*Task brief*.
Copy each line exactly. Drop every picture.

[start of Supplied data]

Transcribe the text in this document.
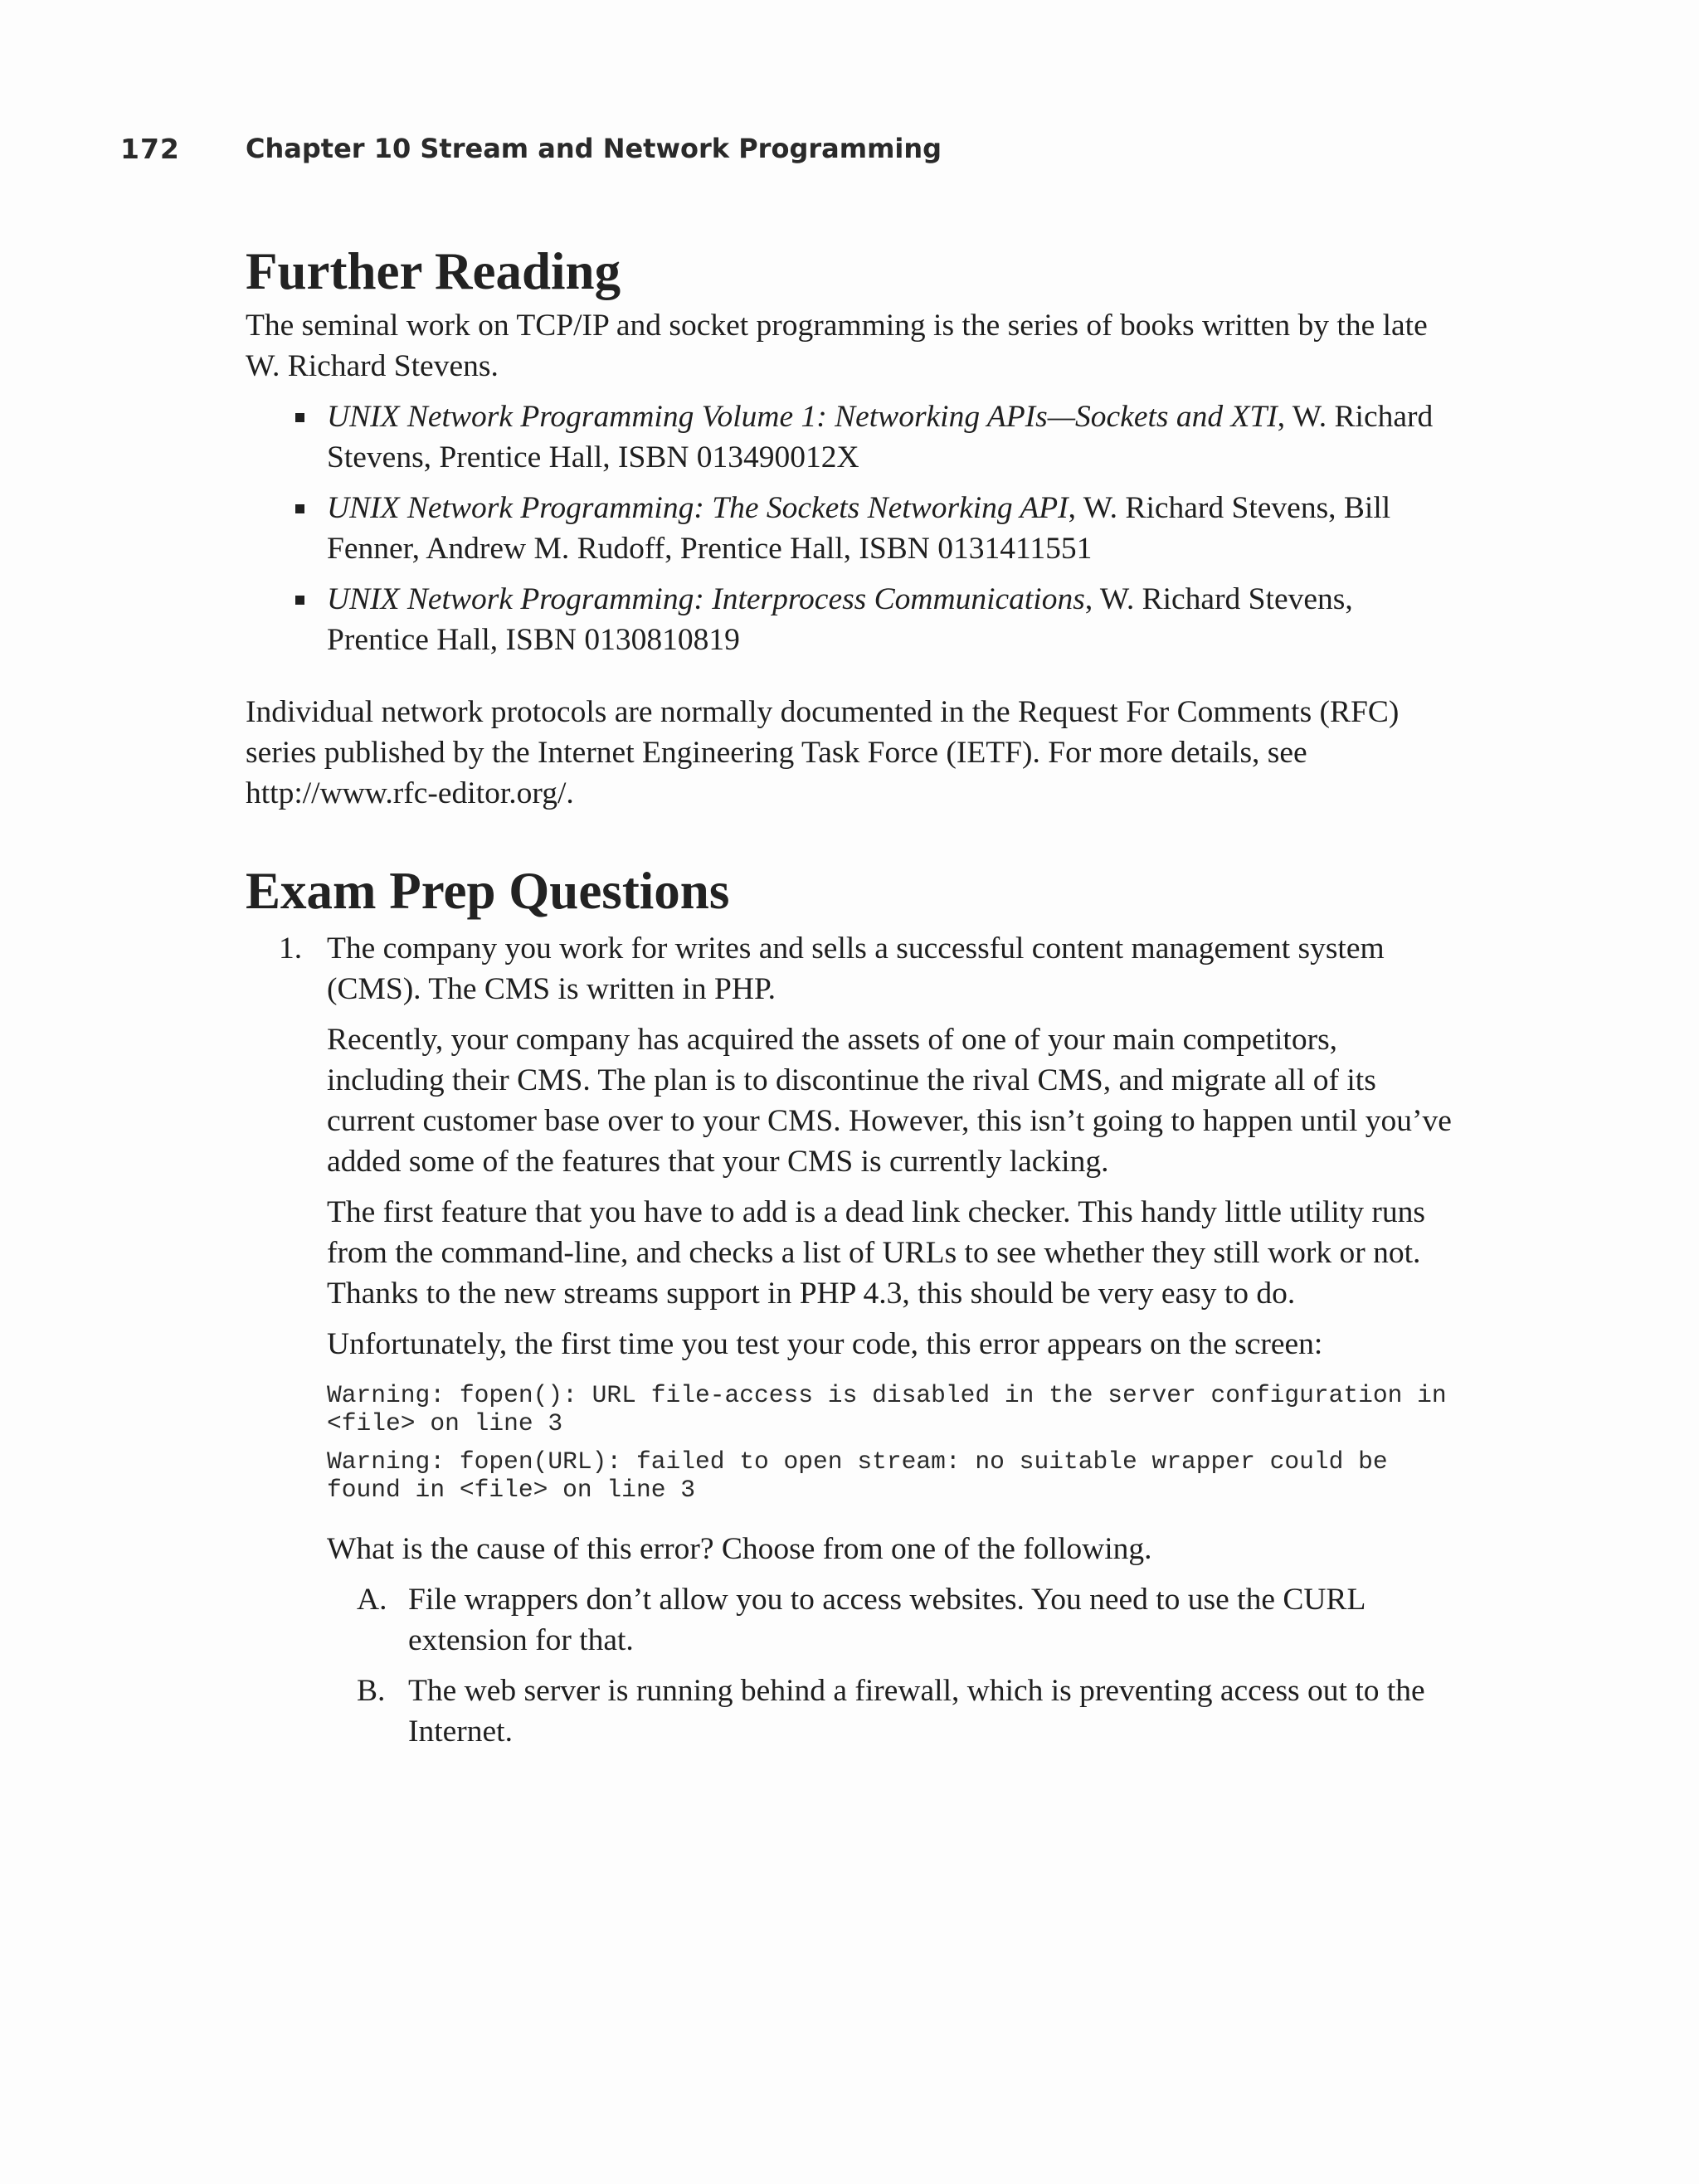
172 Chapter 10 Stream and Network Programming
Further Reading

The seminal work on TCP/IP and socket programming is the series of books written by the late W. Richard Stevens.

UNIX Network Programming Volume 1: Networking APIs—Sockets and XTI, W. Richard Stevens, Prentice Hall, ISBN 013490012X
UNIX Network Programming: The Sockets Networking API, W. Richard Stevens, Bill Fenner, Andrew M. Rudoff, Prentice Hall, ISBN 0131411551
UNIX Network Programming: Interprocess Communications, W. Richard Stevens, Prentice Hall, ISBN 0130810819

Individual network protocols are normally documented in the Request For Comments (RFC) series published by the Internet Engineering Task Force (IETF). For more details, see http://www.rfc-editor.org/.

Exam Prep Questions
1. The company you work for writes and sells a successful content management system (CMS). The CMS is written in PHP.

Recently, your company has acquired the assets of one of your main competitors, including their CMS. The plan is to discontinue the rival CMS, and migrate all of its current customer base over to your CMS. However, this isn’t going to happen until you’ve added some of the features that your CMS is currently lacking.

The first feature that you have to add is a dead link checker. This handy little utility runs from the command-line, and checks a list of URLs to see whether they still work or not. Thanks to the new streams support in PHP 4.3, this should be very easy to do.

Unfortunately, the first time you test your code, this error appears on the screen:

Warning: fopen(): URL file-access is disabled in the server configuration in <file> on line 3
Warning: fopen(URL): failed to open stream: no suitable wrapper could be found in <file> on line 3

What is the cause of this error? Choose from one of the following.

A. File wrappers don’t allow you to access websites. You need to use the CURL extension for that.
B. The web server is running behind a firewall, which is preventing access out to the Internet.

[end of Supplied data]

*Finished exercise*.
Transcribe the text in this document.
172 Chapter 10 Stream and Network Programming
Further Reading

The seminal work on TCP/IP and socket programming is the series of books written by the late W. Richard Stevens.

UNIX Network Programming Volume 1: Networking APIs—Sockets and XTI, W. Richard Stevens, Prentice Hall, ISBN 013490012X
UNIX Network Programming: The Sockets Networking API, W. Richard Stevens, Bill Fenner, Andrew M. Rudoff, Prentice Hall, ISBN 0131411551
UNIX Network Programming: Interprocess Communications, W. Richard Stevens, Prentice Hall, ISBN 0130810819

Individual network protocols are normally documented in the Request For Comments (RFC) series published by the Internet Engineering Task Force (IETF). For more details, see http://www.rfc-editor.org/.

Exam Prep Questions
1. The company you work for writes and sells a successful content management system (CMS). The CMS is written in PHP.

Recently, your company has acquired the assets of one of your main competitors, including their CMS. The plan is to discontinue the rival CMS, and migrate all of its current customer base over to your CMS. However, this isn’t going to happen until you’ve added some of the features that your CMS is currently lacking.

The first feature that you have to add is a dead link checker. This handy little utility runs from the command-line, and checks a list of URLs to see whether they still work or not. Thanks to the new streams support in PHP 4.3, this should be very easy to do.

Unfortunately, the first time you test your code, this error appears on the screen:

Warning: fopen(): URL file-access is disabled in the server configuration in <file> on line 3
Warning: fopen(URL): failed to open stream: no suitable wrapper could be found in <file> on line 3

What is the cause of this error? Choose from one of the following.

A. File wrappers don’t allow you to access websites. You need to use the CURL extension for that.
B. The web server is running behind a firewall, which is preventing access out to the Internet.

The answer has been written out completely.